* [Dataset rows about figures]
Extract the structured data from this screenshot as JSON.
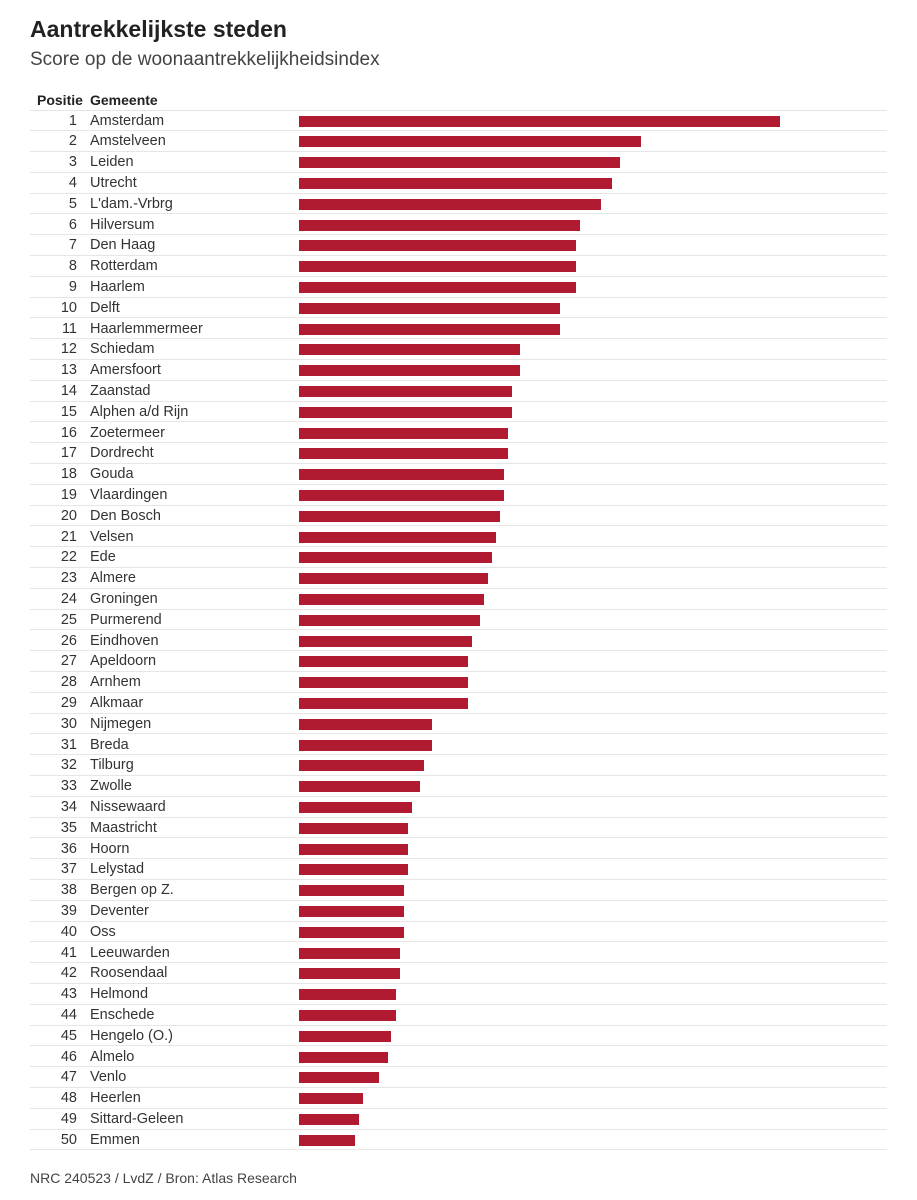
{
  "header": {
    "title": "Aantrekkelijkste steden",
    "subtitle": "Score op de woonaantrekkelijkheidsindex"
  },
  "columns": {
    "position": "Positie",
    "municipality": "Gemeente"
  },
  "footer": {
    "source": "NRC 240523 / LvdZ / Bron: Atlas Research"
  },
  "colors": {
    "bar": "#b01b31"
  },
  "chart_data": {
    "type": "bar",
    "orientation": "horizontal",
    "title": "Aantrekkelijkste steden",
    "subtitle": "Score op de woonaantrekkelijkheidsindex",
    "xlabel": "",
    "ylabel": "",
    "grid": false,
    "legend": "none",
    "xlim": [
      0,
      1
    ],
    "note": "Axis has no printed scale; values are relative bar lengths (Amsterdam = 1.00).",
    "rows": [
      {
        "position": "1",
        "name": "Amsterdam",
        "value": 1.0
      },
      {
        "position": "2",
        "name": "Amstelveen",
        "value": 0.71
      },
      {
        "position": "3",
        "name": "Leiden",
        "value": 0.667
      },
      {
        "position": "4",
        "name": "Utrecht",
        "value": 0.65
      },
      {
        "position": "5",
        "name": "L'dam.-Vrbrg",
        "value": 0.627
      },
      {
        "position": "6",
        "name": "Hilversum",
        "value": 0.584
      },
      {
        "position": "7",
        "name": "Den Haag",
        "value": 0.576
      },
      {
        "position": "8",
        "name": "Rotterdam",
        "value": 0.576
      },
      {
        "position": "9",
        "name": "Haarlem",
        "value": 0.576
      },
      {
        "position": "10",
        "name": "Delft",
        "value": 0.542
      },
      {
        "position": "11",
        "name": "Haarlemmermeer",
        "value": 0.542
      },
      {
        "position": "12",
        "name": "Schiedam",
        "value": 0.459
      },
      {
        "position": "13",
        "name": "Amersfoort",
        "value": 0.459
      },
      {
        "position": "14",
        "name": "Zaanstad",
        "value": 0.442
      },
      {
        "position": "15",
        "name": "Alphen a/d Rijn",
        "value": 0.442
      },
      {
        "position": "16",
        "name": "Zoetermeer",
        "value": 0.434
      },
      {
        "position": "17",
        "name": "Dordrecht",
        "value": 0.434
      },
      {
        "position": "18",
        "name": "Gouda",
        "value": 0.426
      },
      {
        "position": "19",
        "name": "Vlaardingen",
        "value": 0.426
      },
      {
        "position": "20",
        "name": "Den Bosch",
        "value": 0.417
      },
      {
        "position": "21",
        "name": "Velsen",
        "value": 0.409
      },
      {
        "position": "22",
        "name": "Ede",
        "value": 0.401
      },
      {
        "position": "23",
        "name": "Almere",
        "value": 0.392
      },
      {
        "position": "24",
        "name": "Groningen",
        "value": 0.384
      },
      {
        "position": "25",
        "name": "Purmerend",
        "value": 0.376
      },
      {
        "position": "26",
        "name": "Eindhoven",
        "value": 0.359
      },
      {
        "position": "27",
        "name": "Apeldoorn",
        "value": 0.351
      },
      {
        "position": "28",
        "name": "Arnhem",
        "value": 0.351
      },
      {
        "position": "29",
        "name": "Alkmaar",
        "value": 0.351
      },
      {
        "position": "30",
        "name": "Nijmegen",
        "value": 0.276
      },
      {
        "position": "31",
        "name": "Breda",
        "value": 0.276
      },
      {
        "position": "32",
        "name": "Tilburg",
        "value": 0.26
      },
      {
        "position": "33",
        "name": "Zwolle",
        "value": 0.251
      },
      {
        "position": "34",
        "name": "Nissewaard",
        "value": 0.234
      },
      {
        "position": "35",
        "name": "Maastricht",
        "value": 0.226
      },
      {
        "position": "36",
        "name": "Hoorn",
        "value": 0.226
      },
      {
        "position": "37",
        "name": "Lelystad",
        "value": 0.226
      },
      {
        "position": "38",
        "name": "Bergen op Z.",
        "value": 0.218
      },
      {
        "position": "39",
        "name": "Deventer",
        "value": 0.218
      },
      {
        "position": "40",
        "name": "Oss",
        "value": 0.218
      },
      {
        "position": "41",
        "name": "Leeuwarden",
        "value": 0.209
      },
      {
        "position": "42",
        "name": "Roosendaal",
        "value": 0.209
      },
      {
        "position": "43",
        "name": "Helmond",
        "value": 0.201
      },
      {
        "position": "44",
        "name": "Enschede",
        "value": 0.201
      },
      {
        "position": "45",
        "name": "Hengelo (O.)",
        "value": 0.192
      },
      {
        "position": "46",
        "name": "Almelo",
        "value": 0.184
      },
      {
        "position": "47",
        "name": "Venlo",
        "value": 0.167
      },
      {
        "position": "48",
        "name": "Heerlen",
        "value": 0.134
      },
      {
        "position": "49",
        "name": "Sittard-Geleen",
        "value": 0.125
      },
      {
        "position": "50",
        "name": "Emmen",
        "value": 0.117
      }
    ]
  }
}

...

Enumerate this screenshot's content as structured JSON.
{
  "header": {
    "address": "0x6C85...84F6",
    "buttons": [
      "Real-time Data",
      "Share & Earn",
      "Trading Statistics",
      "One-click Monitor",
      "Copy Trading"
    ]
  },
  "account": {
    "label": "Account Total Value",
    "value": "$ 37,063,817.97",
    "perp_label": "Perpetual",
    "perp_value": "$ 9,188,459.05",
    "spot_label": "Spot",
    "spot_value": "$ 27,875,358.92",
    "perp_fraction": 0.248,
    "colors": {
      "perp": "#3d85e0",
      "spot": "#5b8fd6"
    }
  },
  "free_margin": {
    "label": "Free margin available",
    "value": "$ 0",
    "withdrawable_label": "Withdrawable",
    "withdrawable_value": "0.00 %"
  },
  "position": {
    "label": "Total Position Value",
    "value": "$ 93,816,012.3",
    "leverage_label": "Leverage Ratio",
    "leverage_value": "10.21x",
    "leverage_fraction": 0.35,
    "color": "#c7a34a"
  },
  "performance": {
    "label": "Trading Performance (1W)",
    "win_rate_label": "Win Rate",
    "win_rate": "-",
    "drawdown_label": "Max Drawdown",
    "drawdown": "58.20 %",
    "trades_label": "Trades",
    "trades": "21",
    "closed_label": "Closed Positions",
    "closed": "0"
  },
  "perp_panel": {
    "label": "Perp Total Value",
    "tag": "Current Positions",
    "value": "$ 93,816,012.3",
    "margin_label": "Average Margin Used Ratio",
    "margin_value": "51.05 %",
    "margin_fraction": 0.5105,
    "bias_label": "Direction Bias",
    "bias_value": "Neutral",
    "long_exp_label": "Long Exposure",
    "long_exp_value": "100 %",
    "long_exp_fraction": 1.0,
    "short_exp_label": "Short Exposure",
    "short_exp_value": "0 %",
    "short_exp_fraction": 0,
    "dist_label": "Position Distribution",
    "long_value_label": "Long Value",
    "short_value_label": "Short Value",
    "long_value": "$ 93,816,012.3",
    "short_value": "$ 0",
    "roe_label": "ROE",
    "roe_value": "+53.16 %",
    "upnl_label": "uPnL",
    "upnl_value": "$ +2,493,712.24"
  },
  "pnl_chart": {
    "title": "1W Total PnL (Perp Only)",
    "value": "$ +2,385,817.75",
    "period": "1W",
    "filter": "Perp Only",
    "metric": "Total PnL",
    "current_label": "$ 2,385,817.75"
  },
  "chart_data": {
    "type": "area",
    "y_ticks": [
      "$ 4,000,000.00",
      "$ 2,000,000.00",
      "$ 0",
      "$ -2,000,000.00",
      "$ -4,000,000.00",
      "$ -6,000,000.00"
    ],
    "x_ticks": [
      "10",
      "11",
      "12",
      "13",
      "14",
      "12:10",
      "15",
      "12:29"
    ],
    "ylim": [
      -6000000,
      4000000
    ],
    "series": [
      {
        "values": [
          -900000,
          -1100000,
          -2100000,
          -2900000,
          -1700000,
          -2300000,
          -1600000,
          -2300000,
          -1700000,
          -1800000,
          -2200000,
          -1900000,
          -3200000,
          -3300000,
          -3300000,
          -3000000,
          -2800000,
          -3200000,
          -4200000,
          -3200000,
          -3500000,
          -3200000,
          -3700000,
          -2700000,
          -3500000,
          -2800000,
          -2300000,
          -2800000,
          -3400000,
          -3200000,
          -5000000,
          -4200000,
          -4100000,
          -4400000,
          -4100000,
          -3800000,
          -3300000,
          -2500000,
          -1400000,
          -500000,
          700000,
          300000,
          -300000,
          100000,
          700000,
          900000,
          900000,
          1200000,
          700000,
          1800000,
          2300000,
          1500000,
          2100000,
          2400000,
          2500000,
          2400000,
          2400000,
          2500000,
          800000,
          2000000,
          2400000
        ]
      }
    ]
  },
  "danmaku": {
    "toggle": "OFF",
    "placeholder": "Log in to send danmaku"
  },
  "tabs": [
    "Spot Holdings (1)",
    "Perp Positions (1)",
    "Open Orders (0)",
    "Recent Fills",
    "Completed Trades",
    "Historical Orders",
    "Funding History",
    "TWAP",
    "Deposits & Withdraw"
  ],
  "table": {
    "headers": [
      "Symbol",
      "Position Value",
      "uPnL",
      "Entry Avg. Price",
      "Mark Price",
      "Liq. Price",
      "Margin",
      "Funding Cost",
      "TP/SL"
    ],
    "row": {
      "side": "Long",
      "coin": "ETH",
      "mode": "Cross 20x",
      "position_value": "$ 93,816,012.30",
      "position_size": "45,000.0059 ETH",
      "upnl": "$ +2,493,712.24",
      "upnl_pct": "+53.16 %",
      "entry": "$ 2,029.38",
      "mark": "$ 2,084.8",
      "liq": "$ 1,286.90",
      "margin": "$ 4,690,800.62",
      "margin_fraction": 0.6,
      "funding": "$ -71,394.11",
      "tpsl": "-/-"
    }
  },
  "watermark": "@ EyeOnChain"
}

* [Your task] Identify each line holding the string "Only", and copy it out.

* [Task output]
    "title": "1W Total PnL (Perp Only)",
    "filter": "Perp Only",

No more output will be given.